- Objective -
Keep only the lines where "Distance" appears.

- Material to process -
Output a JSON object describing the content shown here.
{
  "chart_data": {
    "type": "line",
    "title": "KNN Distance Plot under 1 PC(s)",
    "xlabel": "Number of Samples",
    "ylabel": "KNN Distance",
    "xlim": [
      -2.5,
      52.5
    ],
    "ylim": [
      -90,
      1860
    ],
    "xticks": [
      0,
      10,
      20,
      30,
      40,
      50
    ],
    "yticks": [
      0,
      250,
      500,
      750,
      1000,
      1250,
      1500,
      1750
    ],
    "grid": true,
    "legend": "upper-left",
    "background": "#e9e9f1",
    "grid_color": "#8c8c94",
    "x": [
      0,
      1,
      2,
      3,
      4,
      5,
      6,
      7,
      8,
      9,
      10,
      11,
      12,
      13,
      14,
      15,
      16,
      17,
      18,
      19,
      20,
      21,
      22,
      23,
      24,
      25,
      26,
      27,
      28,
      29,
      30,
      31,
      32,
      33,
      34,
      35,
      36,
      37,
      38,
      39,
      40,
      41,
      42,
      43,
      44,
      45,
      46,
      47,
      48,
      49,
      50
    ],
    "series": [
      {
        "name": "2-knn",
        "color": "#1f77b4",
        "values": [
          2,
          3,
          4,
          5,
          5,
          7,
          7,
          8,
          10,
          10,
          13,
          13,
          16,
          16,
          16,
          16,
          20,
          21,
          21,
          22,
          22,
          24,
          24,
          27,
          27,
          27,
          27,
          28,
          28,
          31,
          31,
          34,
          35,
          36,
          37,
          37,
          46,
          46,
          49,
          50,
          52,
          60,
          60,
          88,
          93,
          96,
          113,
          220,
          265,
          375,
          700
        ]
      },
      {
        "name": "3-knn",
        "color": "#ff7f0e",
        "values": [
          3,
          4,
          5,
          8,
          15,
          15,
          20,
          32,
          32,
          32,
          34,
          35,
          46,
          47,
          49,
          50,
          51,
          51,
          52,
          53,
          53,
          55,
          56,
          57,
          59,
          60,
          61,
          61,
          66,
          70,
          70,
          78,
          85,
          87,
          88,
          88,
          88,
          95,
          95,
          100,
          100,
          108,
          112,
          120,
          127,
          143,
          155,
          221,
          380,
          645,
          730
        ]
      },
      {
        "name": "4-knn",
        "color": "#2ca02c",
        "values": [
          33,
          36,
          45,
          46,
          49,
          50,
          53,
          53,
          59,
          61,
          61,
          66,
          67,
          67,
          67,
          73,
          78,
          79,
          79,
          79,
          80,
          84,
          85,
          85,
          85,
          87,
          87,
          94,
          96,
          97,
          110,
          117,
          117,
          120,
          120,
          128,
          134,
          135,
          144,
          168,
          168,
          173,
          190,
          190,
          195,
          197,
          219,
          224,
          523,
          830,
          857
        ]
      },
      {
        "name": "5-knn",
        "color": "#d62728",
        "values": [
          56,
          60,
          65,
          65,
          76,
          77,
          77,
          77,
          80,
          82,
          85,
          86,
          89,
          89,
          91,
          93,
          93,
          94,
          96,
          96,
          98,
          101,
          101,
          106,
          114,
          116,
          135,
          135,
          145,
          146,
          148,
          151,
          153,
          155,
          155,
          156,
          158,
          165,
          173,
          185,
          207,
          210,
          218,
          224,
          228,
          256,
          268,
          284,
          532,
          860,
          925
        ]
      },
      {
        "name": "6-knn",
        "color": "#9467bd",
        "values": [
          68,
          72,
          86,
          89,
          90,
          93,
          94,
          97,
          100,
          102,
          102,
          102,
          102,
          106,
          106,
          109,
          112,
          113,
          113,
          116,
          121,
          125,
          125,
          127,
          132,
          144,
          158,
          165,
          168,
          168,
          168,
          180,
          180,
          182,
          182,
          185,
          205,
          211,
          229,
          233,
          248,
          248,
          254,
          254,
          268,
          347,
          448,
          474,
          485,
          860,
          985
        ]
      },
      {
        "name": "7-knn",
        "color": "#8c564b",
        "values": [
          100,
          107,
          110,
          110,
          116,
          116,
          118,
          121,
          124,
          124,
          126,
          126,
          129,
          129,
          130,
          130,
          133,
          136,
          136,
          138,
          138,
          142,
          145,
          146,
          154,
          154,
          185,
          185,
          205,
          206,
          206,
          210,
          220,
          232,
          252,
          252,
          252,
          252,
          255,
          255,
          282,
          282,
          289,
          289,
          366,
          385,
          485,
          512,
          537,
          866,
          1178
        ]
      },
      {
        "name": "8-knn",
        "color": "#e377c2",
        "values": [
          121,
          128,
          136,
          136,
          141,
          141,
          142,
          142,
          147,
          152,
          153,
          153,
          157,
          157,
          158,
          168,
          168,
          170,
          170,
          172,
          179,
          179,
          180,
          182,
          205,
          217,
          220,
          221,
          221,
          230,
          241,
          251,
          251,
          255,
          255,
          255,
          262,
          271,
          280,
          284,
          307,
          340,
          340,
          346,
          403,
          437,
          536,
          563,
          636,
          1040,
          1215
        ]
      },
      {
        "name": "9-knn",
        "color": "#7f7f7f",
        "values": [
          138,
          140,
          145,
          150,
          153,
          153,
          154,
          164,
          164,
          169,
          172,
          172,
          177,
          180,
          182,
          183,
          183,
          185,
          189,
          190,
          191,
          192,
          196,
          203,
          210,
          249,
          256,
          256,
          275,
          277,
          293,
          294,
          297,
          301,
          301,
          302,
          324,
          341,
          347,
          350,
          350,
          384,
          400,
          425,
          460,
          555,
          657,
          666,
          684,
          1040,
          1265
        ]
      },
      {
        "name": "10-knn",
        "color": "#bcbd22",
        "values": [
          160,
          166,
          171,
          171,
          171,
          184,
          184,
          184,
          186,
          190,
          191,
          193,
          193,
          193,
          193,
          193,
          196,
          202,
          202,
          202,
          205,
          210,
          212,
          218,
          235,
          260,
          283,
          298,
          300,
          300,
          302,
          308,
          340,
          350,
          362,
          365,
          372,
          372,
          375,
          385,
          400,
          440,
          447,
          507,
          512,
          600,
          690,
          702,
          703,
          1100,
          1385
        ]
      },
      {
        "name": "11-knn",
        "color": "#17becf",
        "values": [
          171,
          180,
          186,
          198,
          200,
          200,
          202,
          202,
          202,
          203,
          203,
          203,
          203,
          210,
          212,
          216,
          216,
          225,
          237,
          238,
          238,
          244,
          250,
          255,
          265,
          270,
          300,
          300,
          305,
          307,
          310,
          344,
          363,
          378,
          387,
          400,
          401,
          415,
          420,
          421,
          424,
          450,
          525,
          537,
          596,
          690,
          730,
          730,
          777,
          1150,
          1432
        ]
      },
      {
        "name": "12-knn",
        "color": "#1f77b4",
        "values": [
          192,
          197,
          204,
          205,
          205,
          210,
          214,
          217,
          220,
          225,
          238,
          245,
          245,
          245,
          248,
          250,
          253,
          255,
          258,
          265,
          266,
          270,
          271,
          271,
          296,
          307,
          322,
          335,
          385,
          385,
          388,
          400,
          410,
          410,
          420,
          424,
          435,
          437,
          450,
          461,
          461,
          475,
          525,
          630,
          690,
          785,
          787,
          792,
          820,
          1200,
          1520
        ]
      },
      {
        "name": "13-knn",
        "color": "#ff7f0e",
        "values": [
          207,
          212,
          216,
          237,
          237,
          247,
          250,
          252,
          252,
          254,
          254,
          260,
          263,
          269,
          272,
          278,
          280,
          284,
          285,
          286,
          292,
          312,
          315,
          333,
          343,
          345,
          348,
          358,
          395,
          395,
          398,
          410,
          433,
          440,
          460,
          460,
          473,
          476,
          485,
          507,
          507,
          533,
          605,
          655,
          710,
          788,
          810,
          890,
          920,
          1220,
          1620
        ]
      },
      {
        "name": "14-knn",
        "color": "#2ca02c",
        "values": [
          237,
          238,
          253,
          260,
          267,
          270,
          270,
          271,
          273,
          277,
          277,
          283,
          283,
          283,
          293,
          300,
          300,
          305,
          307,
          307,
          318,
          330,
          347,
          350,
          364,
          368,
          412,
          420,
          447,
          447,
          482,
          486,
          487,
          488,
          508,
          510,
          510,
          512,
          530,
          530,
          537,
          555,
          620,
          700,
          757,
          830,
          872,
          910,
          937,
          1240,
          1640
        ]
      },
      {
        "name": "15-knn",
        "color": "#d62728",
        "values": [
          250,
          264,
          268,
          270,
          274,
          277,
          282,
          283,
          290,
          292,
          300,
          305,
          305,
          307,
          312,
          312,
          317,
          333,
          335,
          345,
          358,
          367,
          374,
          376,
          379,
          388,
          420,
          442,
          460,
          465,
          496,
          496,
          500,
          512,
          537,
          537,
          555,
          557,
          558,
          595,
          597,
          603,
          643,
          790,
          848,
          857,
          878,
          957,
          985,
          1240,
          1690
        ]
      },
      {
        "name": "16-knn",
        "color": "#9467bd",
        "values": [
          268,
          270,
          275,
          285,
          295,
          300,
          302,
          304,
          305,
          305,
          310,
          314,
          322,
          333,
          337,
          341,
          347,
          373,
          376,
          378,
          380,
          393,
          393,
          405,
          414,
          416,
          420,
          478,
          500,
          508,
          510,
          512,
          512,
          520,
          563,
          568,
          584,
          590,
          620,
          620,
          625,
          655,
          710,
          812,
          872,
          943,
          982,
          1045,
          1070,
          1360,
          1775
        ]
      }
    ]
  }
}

- Full output -
    "title": "KNN Distance Plot under 1 PC(s)",
    "ylabel": "KNN Distance",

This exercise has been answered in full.